Você está aqui: Página Inicial / PESQUISA / Projetos Institucionais / USP Cidades Globais / Ensaios / Cidades Resilientes e Gestão de Riscos de Desastres

Cidades Resilientes e Gestão de Riscos de Desastres

por Mauro Bellesa - publicado 09/01/2024 10:45 - última modificação 16/01/2024 12:51

Por Fabiana Lourenço e Silva Ferreira, Silvia Midori Saito, Daniela Ferreira Ribeiro e Brenda Chaves Coelho Leite

Fabiana Lourenço e Silva Ferreira1, Silvia Midori Saito2,
Daniela Ferreira Ribeiro3 e Brenda Chaves Coelho Leite4

A resiliência a desastres em áreas urbanas está associada à capacidade das cidades resistirem a choques ou impactos negativos resultantes da ocorrência de eventos extremos e à sua capacidade de se recuperar o mais rápido possível (ABNT, 2021c). A política urbana pode servir como um acelerador no processo de transição para sistemas urbanos mais eficientes e resilientes às mudanças climáticas, visto que as cidades são polo de desenvolvimento tecnológico e disseminação de novas ideias e tecnologias (BAZAZ et al., 2018). Para isso é necessário inovar na gestão urbana, conectando as informações necessárias para atender às demandas dos três acordos firmados pela Organização das Nações Unidas em 2015: o Acordo de Paris (UN, 2015a), os Objetivos de Desenvolvimento Sustentável da Agenda 2030 (UN, 2015b) e o Marco de Sendai (UNDISR, 2015).

O Acordo de Paris, firmado na 21° Conferência das Nações Unidas (COP 21) preconiza a redução das emissões de gases de efeito estufa de modo a combater as mudanças climáticas e restringir o aumento das temperaturas globais em 1,5℃ acima dos níveis pré-industriais, até 2050 (UN, 2015a). A mudança do clima induz ao aumento da ocorrência de eventos climáticos extremos, que   ampliam a desigualdade social, afetam a economia e a qualidade de vida da população impactada, que tem sua saúde mental e física prejudicada.  Fatores como desigualdade social e econômica, gênero, faixa etária e etnia, tendem a exacerbar a vulnerabilidade dos sistemas sociais e ecológicos e o risco associado à ocorrência de eventos extremos (IPCC, 2023).

● REGISTROS DE DADOS:
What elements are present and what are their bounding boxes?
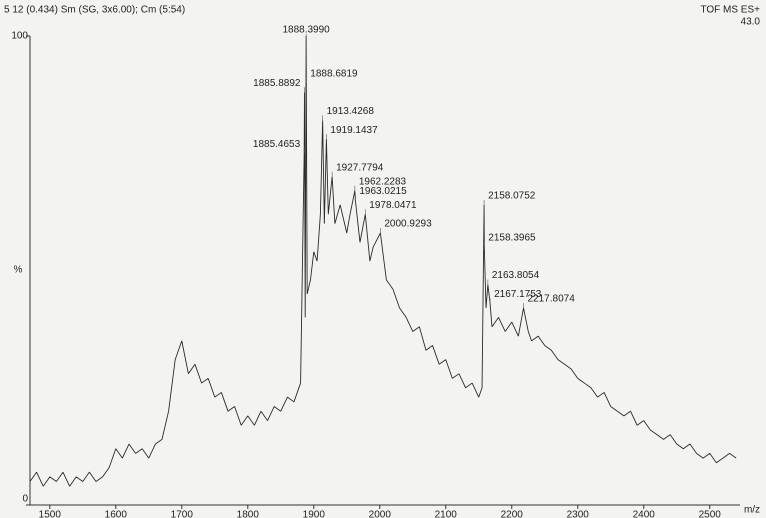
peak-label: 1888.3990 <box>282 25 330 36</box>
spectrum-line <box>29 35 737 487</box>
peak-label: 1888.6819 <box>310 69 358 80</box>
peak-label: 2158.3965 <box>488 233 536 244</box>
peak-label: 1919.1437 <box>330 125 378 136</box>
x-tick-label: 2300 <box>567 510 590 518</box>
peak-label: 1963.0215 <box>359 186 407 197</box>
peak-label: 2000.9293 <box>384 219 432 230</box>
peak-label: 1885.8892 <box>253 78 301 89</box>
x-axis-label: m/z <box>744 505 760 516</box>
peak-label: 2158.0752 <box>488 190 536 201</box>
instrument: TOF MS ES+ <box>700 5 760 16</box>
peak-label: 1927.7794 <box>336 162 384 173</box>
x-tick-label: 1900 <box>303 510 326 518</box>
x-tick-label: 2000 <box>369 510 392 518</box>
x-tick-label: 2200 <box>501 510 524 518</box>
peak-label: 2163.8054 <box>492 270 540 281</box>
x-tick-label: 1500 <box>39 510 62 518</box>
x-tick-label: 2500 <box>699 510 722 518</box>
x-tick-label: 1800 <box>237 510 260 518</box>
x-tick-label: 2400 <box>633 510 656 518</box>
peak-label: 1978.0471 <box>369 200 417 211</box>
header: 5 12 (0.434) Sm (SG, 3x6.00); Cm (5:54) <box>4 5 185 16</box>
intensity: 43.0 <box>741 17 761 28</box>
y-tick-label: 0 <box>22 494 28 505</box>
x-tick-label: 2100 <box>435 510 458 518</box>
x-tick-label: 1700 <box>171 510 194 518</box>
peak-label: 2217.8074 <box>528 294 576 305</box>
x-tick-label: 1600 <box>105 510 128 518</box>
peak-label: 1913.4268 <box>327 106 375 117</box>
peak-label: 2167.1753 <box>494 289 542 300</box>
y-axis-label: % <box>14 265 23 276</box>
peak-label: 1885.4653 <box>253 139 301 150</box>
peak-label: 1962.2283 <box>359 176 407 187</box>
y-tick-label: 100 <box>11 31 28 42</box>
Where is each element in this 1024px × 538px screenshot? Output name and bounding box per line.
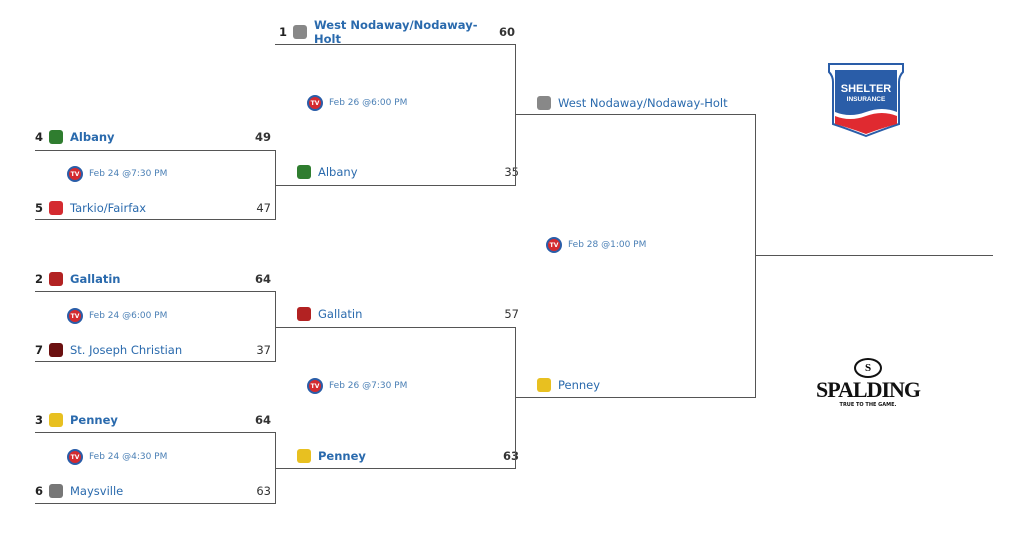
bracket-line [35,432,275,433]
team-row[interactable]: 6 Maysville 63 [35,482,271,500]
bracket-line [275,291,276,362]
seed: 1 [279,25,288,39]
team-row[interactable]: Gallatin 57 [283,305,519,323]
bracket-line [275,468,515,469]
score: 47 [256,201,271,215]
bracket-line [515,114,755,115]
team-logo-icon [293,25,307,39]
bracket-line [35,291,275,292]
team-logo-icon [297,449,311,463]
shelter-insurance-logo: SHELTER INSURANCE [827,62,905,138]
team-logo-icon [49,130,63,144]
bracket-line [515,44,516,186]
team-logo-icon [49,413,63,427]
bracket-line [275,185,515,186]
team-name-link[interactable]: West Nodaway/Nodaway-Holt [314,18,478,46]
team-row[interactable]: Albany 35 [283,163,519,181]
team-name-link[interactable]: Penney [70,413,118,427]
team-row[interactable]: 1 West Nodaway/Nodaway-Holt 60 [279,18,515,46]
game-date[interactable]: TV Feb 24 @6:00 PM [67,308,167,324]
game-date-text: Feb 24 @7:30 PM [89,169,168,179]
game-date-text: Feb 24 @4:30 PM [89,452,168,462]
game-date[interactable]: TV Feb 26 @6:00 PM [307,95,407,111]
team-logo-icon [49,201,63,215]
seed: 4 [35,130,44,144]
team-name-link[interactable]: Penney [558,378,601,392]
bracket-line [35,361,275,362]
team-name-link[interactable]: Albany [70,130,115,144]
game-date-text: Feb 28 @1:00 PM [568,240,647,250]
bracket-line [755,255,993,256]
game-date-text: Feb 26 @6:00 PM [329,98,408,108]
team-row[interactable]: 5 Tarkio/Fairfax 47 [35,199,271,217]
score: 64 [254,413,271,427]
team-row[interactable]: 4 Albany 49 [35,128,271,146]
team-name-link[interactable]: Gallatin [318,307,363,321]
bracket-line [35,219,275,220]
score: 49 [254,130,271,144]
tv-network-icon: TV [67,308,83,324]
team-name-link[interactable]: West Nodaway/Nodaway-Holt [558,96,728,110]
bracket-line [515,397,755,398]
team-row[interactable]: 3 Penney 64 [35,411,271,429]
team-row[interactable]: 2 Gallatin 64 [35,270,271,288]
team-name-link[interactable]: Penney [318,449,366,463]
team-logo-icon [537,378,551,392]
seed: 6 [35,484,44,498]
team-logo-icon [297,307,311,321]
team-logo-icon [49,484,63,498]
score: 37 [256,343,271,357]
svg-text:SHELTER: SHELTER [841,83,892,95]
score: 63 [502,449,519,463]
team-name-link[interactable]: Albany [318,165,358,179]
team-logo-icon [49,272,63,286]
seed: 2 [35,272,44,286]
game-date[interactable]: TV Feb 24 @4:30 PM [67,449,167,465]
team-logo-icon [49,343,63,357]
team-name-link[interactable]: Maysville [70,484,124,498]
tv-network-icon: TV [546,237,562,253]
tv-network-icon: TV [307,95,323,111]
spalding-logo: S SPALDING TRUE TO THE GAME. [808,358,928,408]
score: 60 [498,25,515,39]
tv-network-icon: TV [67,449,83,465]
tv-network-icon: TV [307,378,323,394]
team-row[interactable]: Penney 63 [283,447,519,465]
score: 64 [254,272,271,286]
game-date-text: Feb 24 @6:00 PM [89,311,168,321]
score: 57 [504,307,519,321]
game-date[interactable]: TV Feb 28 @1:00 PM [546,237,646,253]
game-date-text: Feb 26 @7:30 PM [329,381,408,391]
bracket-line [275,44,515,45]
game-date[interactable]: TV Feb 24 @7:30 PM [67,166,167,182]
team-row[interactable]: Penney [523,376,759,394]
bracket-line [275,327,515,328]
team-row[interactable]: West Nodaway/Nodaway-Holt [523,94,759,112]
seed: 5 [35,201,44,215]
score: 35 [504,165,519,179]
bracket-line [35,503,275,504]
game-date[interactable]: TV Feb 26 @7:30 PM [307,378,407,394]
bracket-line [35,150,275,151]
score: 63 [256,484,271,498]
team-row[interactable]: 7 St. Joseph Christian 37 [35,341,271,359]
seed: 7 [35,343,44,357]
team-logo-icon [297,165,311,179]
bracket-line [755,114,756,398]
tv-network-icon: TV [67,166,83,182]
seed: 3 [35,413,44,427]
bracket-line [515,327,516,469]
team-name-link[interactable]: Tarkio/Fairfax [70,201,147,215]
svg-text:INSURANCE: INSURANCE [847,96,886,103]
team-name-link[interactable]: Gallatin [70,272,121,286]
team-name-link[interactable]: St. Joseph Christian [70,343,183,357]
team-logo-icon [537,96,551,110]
--
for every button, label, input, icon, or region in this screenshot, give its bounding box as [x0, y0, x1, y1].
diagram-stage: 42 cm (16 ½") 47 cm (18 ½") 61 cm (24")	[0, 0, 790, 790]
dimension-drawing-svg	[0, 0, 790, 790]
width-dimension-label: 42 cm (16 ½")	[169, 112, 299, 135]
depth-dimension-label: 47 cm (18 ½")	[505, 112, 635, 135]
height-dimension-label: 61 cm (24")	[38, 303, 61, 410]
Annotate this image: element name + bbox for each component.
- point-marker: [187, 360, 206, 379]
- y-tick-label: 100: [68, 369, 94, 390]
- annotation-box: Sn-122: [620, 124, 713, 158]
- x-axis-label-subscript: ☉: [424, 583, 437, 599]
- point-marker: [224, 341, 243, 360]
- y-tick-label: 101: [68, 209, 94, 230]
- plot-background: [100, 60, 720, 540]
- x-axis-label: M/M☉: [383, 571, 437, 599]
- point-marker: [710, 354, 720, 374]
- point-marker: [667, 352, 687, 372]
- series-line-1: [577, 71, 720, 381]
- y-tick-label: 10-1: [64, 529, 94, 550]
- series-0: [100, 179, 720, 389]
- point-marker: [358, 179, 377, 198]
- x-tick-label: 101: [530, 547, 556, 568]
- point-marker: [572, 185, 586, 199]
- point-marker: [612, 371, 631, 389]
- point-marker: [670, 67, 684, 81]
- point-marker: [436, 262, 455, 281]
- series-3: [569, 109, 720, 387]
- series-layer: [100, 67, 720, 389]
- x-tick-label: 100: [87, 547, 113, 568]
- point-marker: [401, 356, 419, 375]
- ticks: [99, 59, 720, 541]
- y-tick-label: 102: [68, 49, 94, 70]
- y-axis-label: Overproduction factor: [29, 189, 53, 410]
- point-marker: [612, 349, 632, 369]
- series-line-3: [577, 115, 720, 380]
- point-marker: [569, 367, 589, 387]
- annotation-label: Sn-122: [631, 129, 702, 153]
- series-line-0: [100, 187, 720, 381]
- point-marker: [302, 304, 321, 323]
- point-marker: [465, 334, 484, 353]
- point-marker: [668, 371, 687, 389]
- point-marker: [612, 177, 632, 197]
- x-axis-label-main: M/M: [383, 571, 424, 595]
...
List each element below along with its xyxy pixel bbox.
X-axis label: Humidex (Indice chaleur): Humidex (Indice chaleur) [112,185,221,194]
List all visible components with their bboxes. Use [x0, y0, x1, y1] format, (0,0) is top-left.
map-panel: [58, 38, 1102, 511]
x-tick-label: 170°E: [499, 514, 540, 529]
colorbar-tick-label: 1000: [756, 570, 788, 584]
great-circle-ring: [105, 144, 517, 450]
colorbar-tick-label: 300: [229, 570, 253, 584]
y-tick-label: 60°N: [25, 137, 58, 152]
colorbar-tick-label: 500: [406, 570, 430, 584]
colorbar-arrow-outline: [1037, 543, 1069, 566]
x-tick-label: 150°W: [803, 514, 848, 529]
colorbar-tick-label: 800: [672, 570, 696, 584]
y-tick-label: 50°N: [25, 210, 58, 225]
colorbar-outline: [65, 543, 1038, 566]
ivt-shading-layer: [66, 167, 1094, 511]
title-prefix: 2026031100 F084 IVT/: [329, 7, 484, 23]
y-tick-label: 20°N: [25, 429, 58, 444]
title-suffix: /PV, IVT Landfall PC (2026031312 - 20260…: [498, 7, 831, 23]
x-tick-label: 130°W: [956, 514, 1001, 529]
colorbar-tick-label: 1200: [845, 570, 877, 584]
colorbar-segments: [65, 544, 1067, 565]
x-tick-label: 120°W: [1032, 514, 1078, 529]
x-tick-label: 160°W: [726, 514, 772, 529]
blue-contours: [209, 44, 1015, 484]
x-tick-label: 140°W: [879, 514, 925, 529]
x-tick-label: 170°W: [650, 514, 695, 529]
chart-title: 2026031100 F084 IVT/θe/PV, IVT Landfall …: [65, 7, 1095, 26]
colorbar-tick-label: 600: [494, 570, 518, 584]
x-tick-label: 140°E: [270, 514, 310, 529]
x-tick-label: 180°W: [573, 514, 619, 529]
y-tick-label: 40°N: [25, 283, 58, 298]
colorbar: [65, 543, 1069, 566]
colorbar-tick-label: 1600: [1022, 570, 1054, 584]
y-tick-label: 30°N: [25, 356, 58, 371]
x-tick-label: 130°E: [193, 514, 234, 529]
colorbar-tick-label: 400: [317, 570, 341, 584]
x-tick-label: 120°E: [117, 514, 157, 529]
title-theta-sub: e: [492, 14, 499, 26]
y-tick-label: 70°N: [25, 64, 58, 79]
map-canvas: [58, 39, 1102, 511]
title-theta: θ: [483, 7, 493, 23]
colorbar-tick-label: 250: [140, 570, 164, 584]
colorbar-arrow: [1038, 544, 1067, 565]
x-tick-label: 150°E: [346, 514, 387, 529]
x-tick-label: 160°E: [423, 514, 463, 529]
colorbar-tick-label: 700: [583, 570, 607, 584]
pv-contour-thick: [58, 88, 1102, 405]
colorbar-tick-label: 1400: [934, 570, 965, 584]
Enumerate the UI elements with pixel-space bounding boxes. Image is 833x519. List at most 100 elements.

● TAREFA:
Diga se cada afirmação a seguir está de acordo com o texto sobre cidades resilientes. Responda sim ou não e cite literalmente as palavras do texto que decidem a questão.
1. O Acordo de Paris foi firmado na COP 21.
2. Os três acordos mencionados foram firmados pela Organização das Nações Unidas em 2020.
3. A resiliência a desastres em áreas urbanas está associada à capacidade de recuperação das cidades o mais rápido possível.

● RESPOSTA:
1. Sim: "firmado na 21° Conferência das Nações Unidas (COP 21)".
2. Não: "três acordos firmados pela Organização das Nações Unidas em 2015".
3. Sim: "à sua capacidade de se recuperar o mais rápido possível".